** Source records **

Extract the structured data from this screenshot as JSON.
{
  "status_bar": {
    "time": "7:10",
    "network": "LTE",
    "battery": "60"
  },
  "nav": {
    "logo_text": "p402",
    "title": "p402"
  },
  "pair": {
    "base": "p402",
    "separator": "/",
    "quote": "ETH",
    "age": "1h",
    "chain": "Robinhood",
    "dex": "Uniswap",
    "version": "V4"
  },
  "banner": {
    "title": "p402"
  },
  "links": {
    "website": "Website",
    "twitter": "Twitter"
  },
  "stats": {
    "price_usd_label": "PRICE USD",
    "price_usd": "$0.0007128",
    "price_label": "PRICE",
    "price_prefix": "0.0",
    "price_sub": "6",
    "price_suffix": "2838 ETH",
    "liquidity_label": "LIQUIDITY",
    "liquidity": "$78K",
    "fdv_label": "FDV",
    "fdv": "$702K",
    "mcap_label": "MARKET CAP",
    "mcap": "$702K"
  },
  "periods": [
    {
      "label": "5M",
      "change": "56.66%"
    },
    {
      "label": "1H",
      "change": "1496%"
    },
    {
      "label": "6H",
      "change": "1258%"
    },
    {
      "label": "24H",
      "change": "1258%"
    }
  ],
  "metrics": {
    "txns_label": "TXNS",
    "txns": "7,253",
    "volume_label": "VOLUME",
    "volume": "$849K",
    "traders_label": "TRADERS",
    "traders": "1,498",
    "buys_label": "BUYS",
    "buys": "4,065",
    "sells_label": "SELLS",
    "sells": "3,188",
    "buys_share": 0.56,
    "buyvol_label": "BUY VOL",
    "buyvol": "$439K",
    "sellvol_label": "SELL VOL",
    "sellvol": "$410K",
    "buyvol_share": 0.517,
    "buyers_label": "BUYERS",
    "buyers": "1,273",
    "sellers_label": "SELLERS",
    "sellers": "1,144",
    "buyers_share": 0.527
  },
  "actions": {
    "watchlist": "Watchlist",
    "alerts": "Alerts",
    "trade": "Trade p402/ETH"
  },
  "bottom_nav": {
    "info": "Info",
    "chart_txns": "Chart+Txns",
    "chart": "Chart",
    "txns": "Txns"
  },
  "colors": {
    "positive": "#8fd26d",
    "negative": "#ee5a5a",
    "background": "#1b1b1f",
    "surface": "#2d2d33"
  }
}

** AIM **
Output all of the material exactly as written.

** ANSWER FOR THE TASK **
Extract the structured data from this screenshot as JSON.
{
  "status_bar": {
    "time": "7:10",
    "network": "LTE",
    "battery": "60"
  },
  "nav": {
    "logo_text": "p402",
    "title": "p402"
  },
  "pair": {
    "base": "p402",
    "separator": "/",
    "quote": "ETH",
    "age": "1h",
    "chain": "Robinhood",
    "dex": "Uniswap",
    "version": "V4"
  },
  "banner": {
    "title": "p402"
  },
  "links": {
    "website": "Website",
    "twitter": "Twitter"
  },
  "stats": {
    "price_usd_label": "PRICE USD",
    "price_usd": "$0.0007128",
    "price_label": "PRICE",
    "price_prefix": "0.0",
    "price_sub": "6",
    "price_suffix": "2838 ETH",
    "liquidity_label": "LIQUIDITY",
    "liquidity": "$78K",
    "fdv_label": "FDV",
    "fdv": "$702K",
    "mcap_label": "MARKET CAP",
    "mcap": "$702K"
  },
  "periods": [
    {
      "label": "5M",
      "change": "56.66%"
    },
    {
      "label": "1H",
      "change": "1496%"
    },
    {
      "label": "6H",
      "change": "1258%"
    },
    {
      "label": "24H",
      "change": "1258%"
    }
  ],
  "metrics": {
    "txns_label": "TXNS",
    "txns": "7,253",
    "volume_label": "VOLUME",
    "volume": "$849K",
    "traders_label": "TRADERS",
    "traders": "1,498",
    "buys_label": "BUYS",
    "buys": "4,065",
    "sells_label": "SELLS",
    "sells": "3,188",
    "buys_share": 0.56,
    "buyvol_label": "BUY VOL",
    "buyvol": "$439K",
    "sellvol_label": "SELL VOL",
    "sellvol": "$410K",
    "buyvol_share": 0.517,
    "buyers_label": "BUYERS",
    "buyers": "1,273",
    "sellers_label": "SELLERS",
    "sellers": "1,144",
    "buyers_share": 0.527
  },
  "actions": {
    "watchlist": "Watchlist",
    "alerts": "Alerts",
    "trade": "Trade p402/ETH"
  },
  "bottom_nav": {
    "info": "Info",
    "chart_txns": "Chart+Txns",
    "chart": "Chart",
    "txns": "Txns"
  },
  "colors": {
    "positive": "#8fd26d",
    "negative": "#ee5a5a",
    "background": "#1b1b1f",
    "surface": "#2d2d33"
  }
}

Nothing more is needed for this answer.